YOUR INSTRUCTIONS » Retype everything in the listing, leaving each line exactly as it is.

━━━━━━━━━━━━━━━━━━━━

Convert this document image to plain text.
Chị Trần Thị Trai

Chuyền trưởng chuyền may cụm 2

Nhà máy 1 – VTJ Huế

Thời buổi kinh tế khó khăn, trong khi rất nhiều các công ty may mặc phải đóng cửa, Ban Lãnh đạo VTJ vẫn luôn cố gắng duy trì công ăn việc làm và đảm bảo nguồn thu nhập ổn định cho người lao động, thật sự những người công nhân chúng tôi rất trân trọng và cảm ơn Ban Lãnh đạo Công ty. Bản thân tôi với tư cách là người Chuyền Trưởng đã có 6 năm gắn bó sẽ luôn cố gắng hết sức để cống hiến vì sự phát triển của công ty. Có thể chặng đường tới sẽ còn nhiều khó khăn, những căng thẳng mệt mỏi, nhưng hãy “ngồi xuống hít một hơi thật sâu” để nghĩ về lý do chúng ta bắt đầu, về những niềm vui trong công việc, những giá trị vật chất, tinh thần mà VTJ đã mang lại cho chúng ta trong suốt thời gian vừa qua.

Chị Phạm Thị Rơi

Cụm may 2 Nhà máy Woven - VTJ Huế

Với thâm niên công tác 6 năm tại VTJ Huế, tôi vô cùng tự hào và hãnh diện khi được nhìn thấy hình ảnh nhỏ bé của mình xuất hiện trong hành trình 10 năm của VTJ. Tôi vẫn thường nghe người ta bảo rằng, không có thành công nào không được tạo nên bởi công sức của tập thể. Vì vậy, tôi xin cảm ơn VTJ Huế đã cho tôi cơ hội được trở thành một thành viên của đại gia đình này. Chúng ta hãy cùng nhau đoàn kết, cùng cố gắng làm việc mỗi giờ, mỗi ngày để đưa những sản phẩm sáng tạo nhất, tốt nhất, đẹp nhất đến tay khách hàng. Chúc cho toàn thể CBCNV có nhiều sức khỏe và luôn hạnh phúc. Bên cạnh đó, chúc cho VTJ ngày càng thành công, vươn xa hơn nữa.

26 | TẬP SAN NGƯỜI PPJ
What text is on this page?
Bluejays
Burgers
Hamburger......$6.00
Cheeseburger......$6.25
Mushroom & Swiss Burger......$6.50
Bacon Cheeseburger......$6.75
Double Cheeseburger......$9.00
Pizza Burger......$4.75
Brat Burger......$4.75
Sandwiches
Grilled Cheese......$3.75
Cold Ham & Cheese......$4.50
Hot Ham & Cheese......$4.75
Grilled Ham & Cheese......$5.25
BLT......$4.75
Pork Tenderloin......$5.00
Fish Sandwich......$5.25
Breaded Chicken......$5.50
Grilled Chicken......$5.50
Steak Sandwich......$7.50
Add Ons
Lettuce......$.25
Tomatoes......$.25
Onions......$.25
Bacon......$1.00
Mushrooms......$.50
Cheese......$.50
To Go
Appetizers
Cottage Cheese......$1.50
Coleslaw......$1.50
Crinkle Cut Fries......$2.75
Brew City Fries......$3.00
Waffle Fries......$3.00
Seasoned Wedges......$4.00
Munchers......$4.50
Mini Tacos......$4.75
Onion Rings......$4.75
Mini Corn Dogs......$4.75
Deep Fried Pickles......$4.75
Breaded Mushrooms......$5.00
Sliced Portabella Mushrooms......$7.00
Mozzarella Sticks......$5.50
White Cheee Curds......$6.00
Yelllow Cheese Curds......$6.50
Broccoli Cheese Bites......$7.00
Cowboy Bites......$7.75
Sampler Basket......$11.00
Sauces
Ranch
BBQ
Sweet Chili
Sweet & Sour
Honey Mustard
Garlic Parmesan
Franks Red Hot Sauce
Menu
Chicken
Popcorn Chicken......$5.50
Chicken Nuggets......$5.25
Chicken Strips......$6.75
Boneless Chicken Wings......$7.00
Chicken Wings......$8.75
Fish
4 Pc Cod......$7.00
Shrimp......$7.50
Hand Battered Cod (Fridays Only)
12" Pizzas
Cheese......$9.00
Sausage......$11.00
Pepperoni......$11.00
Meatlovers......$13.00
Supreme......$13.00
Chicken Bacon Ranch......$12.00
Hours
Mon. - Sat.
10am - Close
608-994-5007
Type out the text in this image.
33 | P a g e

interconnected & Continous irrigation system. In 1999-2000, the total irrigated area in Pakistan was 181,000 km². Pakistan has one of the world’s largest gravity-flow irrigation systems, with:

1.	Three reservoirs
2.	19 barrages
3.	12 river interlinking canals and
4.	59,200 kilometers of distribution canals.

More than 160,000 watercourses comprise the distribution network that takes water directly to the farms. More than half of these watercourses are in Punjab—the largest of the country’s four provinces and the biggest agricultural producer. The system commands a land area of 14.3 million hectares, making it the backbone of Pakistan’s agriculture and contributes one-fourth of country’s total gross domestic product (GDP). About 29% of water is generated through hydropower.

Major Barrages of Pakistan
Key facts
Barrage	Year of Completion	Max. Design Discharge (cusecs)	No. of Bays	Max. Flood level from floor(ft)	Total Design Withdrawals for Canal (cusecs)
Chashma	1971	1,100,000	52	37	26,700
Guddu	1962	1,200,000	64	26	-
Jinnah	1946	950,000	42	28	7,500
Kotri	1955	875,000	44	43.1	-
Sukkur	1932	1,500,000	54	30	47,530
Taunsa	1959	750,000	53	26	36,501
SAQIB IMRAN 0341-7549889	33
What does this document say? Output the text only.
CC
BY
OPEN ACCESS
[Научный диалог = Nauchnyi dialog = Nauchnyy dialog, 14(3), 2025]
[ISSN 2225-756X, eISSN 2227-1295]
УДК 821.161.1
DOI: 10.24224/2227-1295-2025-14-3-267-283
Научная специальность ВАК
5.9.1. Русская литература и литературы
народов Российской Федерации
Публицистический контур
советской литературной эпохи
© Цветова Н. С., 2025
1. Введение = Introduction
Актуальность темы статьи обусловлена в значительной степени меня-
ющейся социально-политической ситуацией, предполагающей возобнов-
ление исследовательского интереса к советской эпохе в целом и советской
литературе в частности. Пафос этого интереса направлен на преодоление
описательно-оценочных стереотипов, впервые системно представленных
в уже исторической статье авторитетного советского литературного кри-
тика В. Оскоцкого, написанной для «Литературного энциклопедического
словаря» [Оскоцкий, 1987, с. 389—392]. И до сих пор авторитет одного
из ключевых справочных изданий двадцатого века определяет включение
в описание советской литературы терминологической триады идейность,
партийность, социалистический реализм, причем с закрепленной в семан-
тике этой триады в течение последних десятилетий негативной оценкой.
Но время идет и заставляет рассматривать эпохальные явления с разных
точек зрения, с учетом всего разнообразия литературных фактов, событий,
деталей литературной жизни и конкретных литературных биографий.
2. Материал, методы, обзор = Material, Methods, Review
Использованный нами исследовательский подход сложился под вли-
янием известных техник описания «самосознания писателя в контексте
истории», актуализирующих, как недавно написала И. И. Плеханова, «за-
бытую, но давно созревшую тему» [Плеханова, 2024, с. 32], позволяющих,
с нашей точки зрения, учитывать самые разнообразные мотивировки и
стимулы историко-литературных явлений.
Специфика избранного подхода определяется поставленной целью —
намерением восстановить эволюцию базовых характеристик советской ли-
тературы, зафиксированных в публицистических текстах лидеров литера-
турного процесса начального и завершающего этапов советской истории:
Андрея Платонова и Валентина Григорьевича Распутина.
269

━━━━━━━━━━━━━━━━━━━━

PROBLEM SOLUTION »
Convert this document image to plain text.
Chị Trần Thị Trai

Chuyền trưởng chuyền may cụm 2

Nhà máy 1 – VTJ Huế

Thời buổi kinh tế khó khăn, trong khi rất nhiều các công ty may mặc phải đóng cửa, Ban Lãnh đạo VTJ vẫn luôn cố gắng duy trì công ăn việc làm và đảm bảo nguồn thu nhập ổn định cho người lao động, thật sự những người công nhân chúng tôi rất trân trọng và cảm ơn Ban Lãnh đạo Công ty. Bản thân tôi với tư cách là người Chuyền Trưởng đã có 6 năm gắn bó sẽ luôn cố gắng hết sức để cống hiến vì sự phát triển của công ty. Có thể chặng đường tới sẽ còn nhiều khó khăn, những căng thẳng mệt mỏi, nhưng hãy “ngồi xuống hít một hơi thật sâu” để nghĩ về lý do chúng ta bắt đầu, về những niềm vui trong công việc, những giá trị vật chất, tinh thần mà VTJ đã mang lại cho chúng ta trong suốt thời gian vừa qua.

Chị Phạm Thị Rơi

Cụm may 2 Nhà máy Woven - VTJ Huế

Với thâm niên công tác 6 năm tại VTJ Huế, tôi vô cùng tự hào và hãnh diện khi được nhìn thấy hình ảnh nhỏ bé của mình xuất hiện trong hành trình 10 năm của VTJ. Tôi vẫn thường nghe người ta bảo rằng, không có thành công nào không được tạo nên bởi công sức của tập thể. Vì vậy, tôi xin cảm ơn VTJ Huế đã cho tôi cơ hội được trở thành một thành viên của đại gia đình này. Chúng ta hãy cùng nhau đoàn kết, cùng cố gắng làm việc mỗi giờ, mỗi ngày để đưa những sản phẩm sáng tạo nhất, tốt nhất, đẹp nhất đến tay khách hàng. Chúc cho toàn thể CBCNV có nhiều sức khỏe và luôn hạnh phúc. Bên cạnh đó, chúc cho VTJ ngày càng thành công, vươn xa hơn nữa.

26 | TẬP SAN NGƯỜI PPJ
What text is on this page?
Bluejays
Burgers
Hamburger......$6.00
Cheeseburger......$6.25
Mushroom & Swiss Burger......$6.50
Bacon Cheeseburger......$6.75
Double Cheeseburger......$9.00
Pizza Burger......$4.75
Brat Burger......$4.75
Sandwiches
Grilled Cheese......$3.75
Cold Ham & Cheese......$4.50
Hot Ham & Cheese......$4.75
Grilled Ham & Cheese......$5.25
BLT......$4.75
Pork Tenderloin......$5.00
Fish Sandwich......$5.25
Breaded Chicken......$5.50
Grilled Chicken......$5.50
Steak Sandwich......$7.50
Add Ons
Lettuce......$.25
Tomatoes......$.25
Onions......$.25
Bacon......$1.00
Mushrooms......$.50
Cheese......$.50
To Go
Appetizers
Cottage Cheese......$1.50
Coleslaw......$1.50
Crinkle Cut Fries......$2.75
Brew City Fries......$3.00
Waffle Fries......$3.00
Seasoned Wedges......$4.00
Munchers......$4.50
Mini Tacos......$4.75
Onion Rings......$4.75
Mini Corn Dogs......$4.75
Deep Fried Pickles......$4.75
Breaded Mushrooms......$5.00
Sliced Portabella Mushrooms......$7.00
Mozzarella Sticks......$5.50
White Cheee Curds......$6.00
Yelllow Cheese Curds......$6.50
Broccoli Cheese Bites......$7.00
Cowboy Bites......$7.75
Sampler Basket......$11.00
Sauces
Ranch
BBQ
Sweet Chili
Sweet & Sour
Honey Mustard
Garlic Parmesan
Franks Red Hot Sauce
Menu
Chicken
Popcorn Chicken......$5.50
Chicken Nuggets......$5.25
Chicken Strips......$6.75
Boneless Chicken Wings......$7.00
Chicken Wings......$8.75
Fish
4 Pc Cod......$7.00
Shrimp......$7.50
Hand Battered Cod (Fridays Only)
12" Pizzas
Cheese......$9.00
Sausage......$11.00
Pepperoni......$11.00
Meatlovers......$13.00
Supreme......$13.00
Chicken Bacon Ranch......$12.00
Hours
Mon. - Sat.
10am - Close
608-994-5007
Type out the text in this image.
33 | P a g e

interconnected & Continous irrigation system. In 1999-2000, the total irrigated area in Pakistan was 181,000 km². Pakistan has one of the world’s largest gravity-flow irrigation systems, with:

1.	Three reservoirs
2.	19 barrages
3.	12 river interlinking canals and
4.	59,200 kilometers of distribution canals.

More than 160,000 watercourses comprise the distribution network that takes water directly to the farms. More than half of these watercourses are in Punjab—the largest of the country’s four provinces and the biggest agricultural producer. The system commands a land area of 14.3 million hectares, making it the backbone of Pakistan’s agriculture and contributes one-fourth of country’s total gross domestic product (GDP). About 29% of water is generated through hydropower.

Major Barrages of Pakistan
Key facts
Barrage	Year of Completion	Max. Design Discharge (cusecs)	No. of Bays	Max. Flood level from floor(ft)	Total Design Withdrawals for Canal (cusecs)
Chashma	1971	1,100,000	52	37	26,700
Guddu	1962	1,200,000	64	26	-
Jinnah	1946	950,000	42	28	7,500
Kotri	1955	875,000	44	43.1	-
Sukkur	1932	1,500,000	54	30	47,530
Taunsa	1959	750,000	53	26	36,501
SAQIB IMRAN 0341-7549889	33
What does this document say? Output the text only.
CC
BY
OPEN ACCESS
[Научный диалог = Nauchnyi dialog = Nauchnyy dialog, 14(3), 2025]
[ISSN 2225-756X, eISSN 2227-1295]
УДК 821.161.1
DOI: 10.24224/2227-1295-2025-14-3-267-283
Научная специальность ВАК
5.9.1. Русская литература и литературы
народов Российской Федерации
Публицистический контур
советской литературной эпохи
© Цветова Н. С., 2025
1. Введение = Introduction
Актуальность темы статьи обусловлена в значительной степени меня-
ющейся социально-политической ситуацией, предполагающей возобнов-
ление исследовательского интереса к советской эпохе в целом и советской
литературе в частности. Пафос этого интереса направлен на преодоление
описательно-оценочных стереотипов, впервые системно представленных
в уже исторической статье авторитетного советского литературного кри-
тика В. Оскоцкого, написанной для «Литературного энциклопедического
словаря» [Оскоцкий, 1987, с. 389—392]. И до сих пор авторитет одного
из ключевых справочных изданий двадцатого века определяет включение
в описание советской литературы терминологической триады идейность,
партийность, социалистический реализм, причем с закрепленной в семан-
тике этой триады в течение последних десятилетий негативной оценкой.
Но время идет и заставляет рассматривать эпохальные явления с разных
точек зрения, с учетом всего разнообразия литературных фактов, событий,
деталей литературной жизни и конкретных литературных биографий.
2. Материал, методы, обзор = Material, Methods, Review
Использованный нами исследовательский подход сложился под вли-
янием известных техник описания «самосознания писателя в контексте
истории», актуализирующих, как недавно написала И. И. Плеханова, «за-
бытую, но давно созревшую тему» [Плеханова, 2024, с. 32], позволяющих,
с нашей точки зрения, учитывать самые разнообразные мотивировки и
стимулы историко-литературных явлений.
Специфика избранного подхода определяется поставленной целью —
намерением восстановить эволюцию базовых характеристик советской ли-
тературы, зафиксированных в публицистических текстах лидеров литера-
турного процесса начального и завершающего этапов советской истории:
Андрея Платонова и Валентина Григорьевича Распутина.
269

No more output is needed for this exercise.